**Your instructions**
What number of lines hold the word "Note"? State that number and nothing besides.

* start Records for this exercise *

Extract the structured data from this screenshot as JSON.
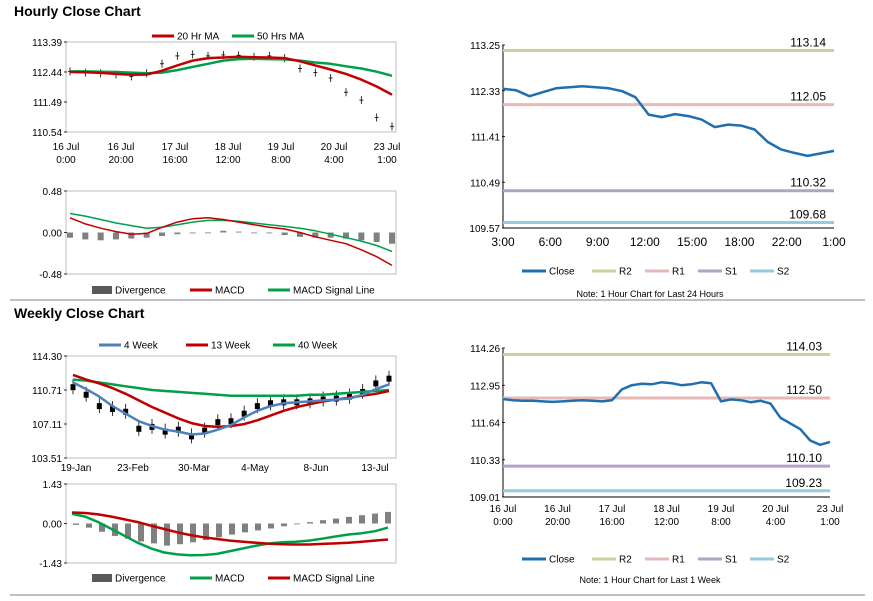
{
  "sections": {
    "hourly_title": "Hourly Close Chart",
    "weekly_title": "Weekly Close Chart"
  },
  "colors": {
    "ma20": "#c00000",
    "ma50": "#00a04a",
    "ma4": "#4f81bd",
    "close": "#1f6fb0",
    "r2": "#c3d69b",
    "r1": "#e6b9b8",
    "s1": "#b3a2c7",
    "s2": "#93cddd",
    "bars": "#808080"
  },
  "chart_data": [
    {
      "id": "hourly_price",
      "type": "line",
      "title": "Hourly Close Chart",
      "legend": [
        "20 Hr MA",
        "50 Hrs MA"
      ],
      "yticks": [
        "113.39",
        "112.44",
        "111.49",
        "110.54"
      ],
      "ylim": [
        110.54,
        113.39
      ],
      "xticks": [
        [
          "16 Jul",
          "0:00"
        ],
        [
          "16 Jul",
          "20:00"
        ],
        [
          "17 Jul",
          "16:00"
        ],
        [
          "18 Jul",
          "12:00"
        ],
        [
          "19 Jul",
          "8:00"
        ],
        [
          "20 Jul",
          "4:00"
        ],
        [
          "23 Jul",
          "1:00"
        ]
      ],
      "series": [
        {
          "name": "Close",
          "values": [
            112.46,
            112.42,
            112.4,
            112.36,
            112.3,
            112.4,
            112.7,
            112.95,
            113.0,
            112.95,
            112.98,
            112.97,
            112.92,
            112.95,
            112.88,
            112.55,
            112.42,
            112.25,
            111.8,
            111.55,
            111.0,
            110.72
          ]
        },
        {
          "name": "20 Hr MA",
          "values": [
            112.44,
            112.43,
            112.41,
            112.38,
            112.35,
            112.36,
            112.48,
            112.65,
            112.8,
            112.88,
            112.9,
            112.92,
            112.91,
            112.9,
            112.88,
            112.78,
            112.65,
            112.52,
            112.38,
            112.2,
            111.98,
            111.72
          ]
        },
        {
          "name": "50 Hrs MA",
          "values": [
            112.46,
            112.46,
            112.45,
            112.44,
            112.42,
            112.4,
            112.42,
            112.5,
            112.6,
            112.7,
            112.8,
            112.85,
            112.86,
            112.85,
            112.84,
            112.8,
            112.74,
            112.7,
            112.62,
            112.55,
            112.45,
            112.32
          ]
        }
      ]
    },
    {
      "id": "hourly_macd",
      "type": "bar",
      "legend": [
        "Divergence",
        "MACD",
        "MACD Signal Line"
      ],
      "yticks": [
        "0.48",
        "0.00",
        "-0.48"
      ],
      "ylim": [
        -0.48,
        0.48
      ],
      "series": [
        {
          "name": "Divergence",
          "values": [
            -0.06,
            -0.08,
            -0.09,
            -0.08,
            -0.07,
            -0.06,
            -0.04,
            -0.02,
            -0.01,
            0.0,
            0.02,
            0.01,
            0.0,
            -0.01,
            -0.03,
            -0.05,
            -0.06,
            -0.06,
            -0.07,
            -0.09,
            -0.11,
            -0.13
          ]
        },
        {
          "name": "MACD",
          "values": [
            0.17,
            0.1,
            0.05,
            0.01,
            -0.02,
            -0.01,
            0.06,
            0.12,
            0.16,
            0.17,
            0.15,
            0.12,
            0.09,
            0.06,
            0.04,
            0.0,
            -0.05,
            -0.09,
            -0.13,
            -0.2,
            -0.28,
            -0.38
          ]
        },
        {
          "name": "MACD Signal Line",
          "values": [
            0.22,
            0.19,
            0.15,
            0.11,
            0.08,
            0.05,
            0.06,
            0.09,
            0.12,
            0.14,
            0.14,
            0.13,
            0.11,
            0.09,
            0.07,
            0.05,
            0.02,
            -0.02,
            -0.06,
            -0.1,
            -0.15,
            -0.22
          ]
        }
      ]
    },
    {
      "id": "hourly_levels",
      "type": "line",
      "note": "Note: 1 Hour Chart for Last 24 Hours",
      "legend": [
        "Close",
        "R2",
        "R1",
        "S1",
        "S2"
      ],
      "yticks": [
        "113.25",
        "112.33",
        "111.41",
        "110.49",
        "109.57"
      ],
      "ylim": [
        109.57,
        113.25
      ],
      "xticks": [
        "3:00",
        "6:00",
        "9:00",
        "12:00",
        "15:00",
        "18:00",
        "22:00",
        "1:00"
      ],
      "levels": [
        {
          "name": "R2",
          "value": 113.14,
          "label": "113.14"
        },
        {
          "name": "R1",
          "value": 112.05,
          "label": "112.05"
        },
        {
          "name": "S1",
          "value": 110.32,
          "label": "110.32"
        },
        {
          "name": "S2",
          "value": 109.68,
          "label": "109.68"
        }
      ],
      "series": [
        {
          "name": "Close",
          "values": [
            112.37,
            112.34,
            112.22,
            112.3,
            112.38,
            112.4,
            112.42,
            112.4,
            112.38,
            112.32,
            112.2,
            111.85,
            111.8,
            111.86,
            111.82,
            111.75,
            111.6,
            111.65,
            111.63,
            111.55,
            111.3,
            111.15,
            111.08,
            111.02,
            111.07,
            111.12
          ]
        }
      ]
    },
    {
      "id": "weekly_price",
      "type": "line",
      "title": "Weekly Close Chart",
      "legend": [
        "4 Week",
        "13 Week",
        "40 Week"
      ],
      "yticks": [
        "114.30",
        "110.71",
        "107.11",
        "103.51"
      ],
      "ylim": [
        103.51,
        114.3
      ],
      "xticks": [
        "19-Jan",
        "23-Feb",
        "30-Mar",
        "4-May",
        "8-Jun",
        "13-Jul"
      ],
      "series": [
        {
          "name": "Close",
          "values": [
            111.0,
            110.2,
            109.0,
            108.7,
            108.4,
            106.6,
            106.8,
            106.3,
            106.5,
            105.8,
            106.4,
            107.3,
            107.4,
            108.2,
            109.0,
            109.3,
            109.4,
            109.4,
            109.5,
            109.7,
            109.8,
            110.0,
            110.5,
            111.4,
            111.9
          ]
        },
        {
          "name": "4 Week",
          "values": [
            111.5,
            110.8,
            110.0,
            109.0,
            108.2,
            107.4,
            106.9,
            106.5,
            106.3,
            106.0,
            106.1,
            106.5,
            107.0,
            107.8,
            108.5,
            109.0,
            109.3,
            109.4,
            109.5,
            109.6,
            109.7,
            109.8,
            110.2,
            110.8,
            111.3
          ]
        },
        {
          "name": "13 Week",
          "values": [
            112.3,
            111.8,
            111.4,
            110.9,
            110.3,
            109.6,
            108.9,
            108.3,
            107.7,
            107.2,
            106.9,
            106.8,
            106.9,
            107.1,
            107.5,
            108.0,
            108.5,
            108.9,
            109.2,
            109.5,
            109.7,
            109.9,
            110.1,
            110.3,
            110.6
          ]
        },
        {
          "name": "40 Week",
          "values": [
            111.8,
            111.7,
            111.5,
            111.3,
            111.1,
            110.9,
            110.7,
            110.6,
            110.5,
            110.4,
            110.3,
            110.2,
            110.1,
            110.1,
            110.1,
            110.1,
            110.1,
            110.1,
            110.2,
            110.2,
            110.3,
            110.4,
            110.5,
            110.6,
            110.7
          ]
        }
      ]
    },
    {
      "id": "weekly_macd",
      "type": "bar",
      "legend": [
        "Divergence",
        "MACD",
        "MACD Signal Line"
      ],
      "yticks": [
        "1.43",
        "0.00",
        "-1.43"
      ],
      "ylim": [
        -1.43,
        1.43
      ],
      "series": [
        {
          "name": "Divergence",
          "values": [
            -0.05,
            -0.15,
            -0.3,
            -0.45,
            -0.55,
            -0.65,
            -0.72,
            -0.8,
            -0.75,
            -0.68,
            -0.6,
            -0.5,
            -0.4,
            -0.32,
            -0.25,
            -0.18,
            -0.1,
            -0.02,
            0.05,
            0.12,
            0.18,
            0.24,
            0.3,
            0.36,
            0.42
          ]
        },
        {
          "name": "MACD",
          "values": [
            0.35,
            0.25,
            0.05,
            -0.2,
            -0.45,
            -0.7,
            -0.9,
            -1.05,
            -1.12,
            -1.15,
            -1.14,
            -1.1,
            -1.0,
            -0.9,
            -0.8,
            -0.72,
            -0.68,
            -0.66,
            -0.62,
            -0.55,
            -0.47,
            -0.4,
            -0.35,
            -0.28,
            -0.15
          ]
        },
        {
          "name": "MACD Signal Line",
          "values": [
            0.4,
            0.38,
            0.33,
            0.25,
            0.15,
            0.05,
            -0.08,
            -0.2,
            -0.32,
            -0.42,
            -0.5,
            -0.56,
            -0.62,
            -0.66,
            -0.7,
            -0.73,
            -0.75,
            -0.76,
            -0.76,
            -0.74,
            -0.72,
            -0.7,
            -0.66,
            -0.62,
            -0.58
          ]
        }
      ]
    },
    {
      "id": "weekly_levels",
      "type": "line",
      "note": "Note: 1 Hour Chart for Last 1 Week",
      "legend": [
        "Close",
        "R2",
        "R1",
        "S1",
        "S2"
      ],
      "yticks": [
        "114.26",
        "112.95",
        "111.64",
        "110.33",
        "109.01"
      ],
      "ylim": [
        109.01,
        114.26
      ],
      "xticks": [
        [
          "16 Jul",
          "0:00"
        ],
        [
          "16 Jul",
          "20:00"
        ],
        [
          "17 Jul",
          "16:00"
        ],
        [
          "18 Jul",
          "12:00"
        ],
        [
          "19 Jul",
          "8:00"
        ],
        [
          "20 Jul",
          "4:00"
        ],
        [
          "23 Jul",
          "1:00"
        ]
      ],
      "levels": [
        {
          "name": "R2",
          "value": 114.03,
          "label": "114.03"
        },
        {
          "name": "R1",
          "value": 112.5,
          "label": "112.50"
        },
        {
          "name": "S1",
          "value": 110.1,
          "label": "110.10"
        },
        {
          "name": "S2",
          "value": 109.23,
          "label": "109.23"
        }
      ],
      "series": [
        {
          "name": "Close",
          "values": [
            112.46,
            112.42,
            112.4,
            112.4,
            112.38,
            112.36,
            112.38,
            112.4,
            112.42,
            112.4,
            112.38,
            112.42,
            112.8,
            112.95,
            113.0,
            112.98,
            113.05,
            113.02,
            112.95,
            112.98,
            113.05,
            113.02,
            112.38,
            112.45,
            112.42,
            112.35,
            112.4,
            112.3,
            111.8,
            111.6,
            111.4,
            111.0,
            110.85,
            110.95
          ]
        }
      ]
    }
  ]
}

* end Records for this exercise *

**Complete response**
2